<<<<

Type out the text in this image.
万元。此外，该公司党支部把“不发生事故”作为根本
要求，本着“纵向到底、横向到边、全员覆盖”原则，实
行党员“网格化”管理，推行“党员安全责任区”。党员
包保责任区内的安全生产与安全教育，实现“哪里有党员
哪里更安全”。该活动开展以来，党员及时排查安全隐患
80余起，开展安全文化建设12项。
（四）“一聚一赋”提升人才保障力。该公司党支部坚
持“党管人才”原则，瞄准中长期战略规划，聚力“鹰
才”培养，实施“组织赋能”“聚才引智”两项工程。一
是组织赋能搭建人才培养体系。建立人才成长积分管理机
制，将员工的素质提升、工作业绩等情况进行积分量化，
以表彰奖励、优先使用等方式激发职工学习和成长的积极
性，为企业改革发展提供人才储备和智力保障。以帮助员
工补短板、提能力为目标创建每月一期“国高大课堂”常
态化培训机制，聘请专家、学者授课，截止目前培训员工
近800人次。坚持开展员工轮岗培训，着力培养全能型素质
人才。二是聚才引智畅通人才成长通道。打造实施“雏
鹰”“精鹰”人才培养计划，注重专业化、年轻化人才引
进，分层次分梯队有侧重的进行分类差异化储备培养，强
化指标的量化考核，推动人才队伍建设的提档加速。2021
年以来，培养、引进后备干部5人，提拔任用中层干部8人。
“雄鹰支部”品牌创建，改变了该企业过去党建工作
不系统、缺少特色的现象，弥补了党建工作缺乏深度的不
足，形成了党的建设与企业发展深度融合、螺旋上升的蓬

>>>>

• [The request]: Transcribe the whole listing exactly.

• [Final result]:
Type out the text in this image.
万元。此外，该公司党支部把“不发生事故”作为根本
要求，本着“纵向到底、横向到边、全员覆盖”原则，实
行党员“网格化”管理，推行“党员安全责任区”。党员
包保责任区内的安全生产与安全教育，实现“哪里有党员
哪里更安全”。该活动开展以来，党员及时排查安全隐患
80余起，开展安全文化建设12项。
（四）“一聚一赋”提升人才保障力。该公司党支部坚
持“党管人才”原则，瞄准中长期战略规划，聚力“鹰
才”培养，实施“组织赋能”“聚才引智”两项工程。一
是组织赋能搭建人才培养体系。建立人才成长积分管理机
制，将员工的素质提升、工作业绩等情况进行积分量化，
以表彰奖励、优先使用等方式激发职工学习和成长的积极
性，为企业改革发展提供人才储备和智力保障。以帮助员
工补短板、提能力为目标创建每月一期“国高大课堂”常
态化培训机制，聘请专家、学者授课，截止目前培训员工
近800人次。坚持开展员工轮岗培训，着力培养全能型素质
人才。二是聚才引智畅通人才成长通道。打造实施“雏
鹰”“精鹰”人才培养计划，注重专业化、年轻化人才引
进，分层次分梯队有侧重的进行分类差异化储备培养，强
化指标的量化考核，推动人才队伍建设的提档加速。2021
年以来，培养、引进后备干部5人，提拔任用中层干部8人。
“雄鹰支部”品牌创建，改变了该企业过去党建工作
不系统、缺少特色的现象，弥补了党建工作缺乏深度的不
足，形成了党的建设与企业发展深度融合、螺旋上升的蓬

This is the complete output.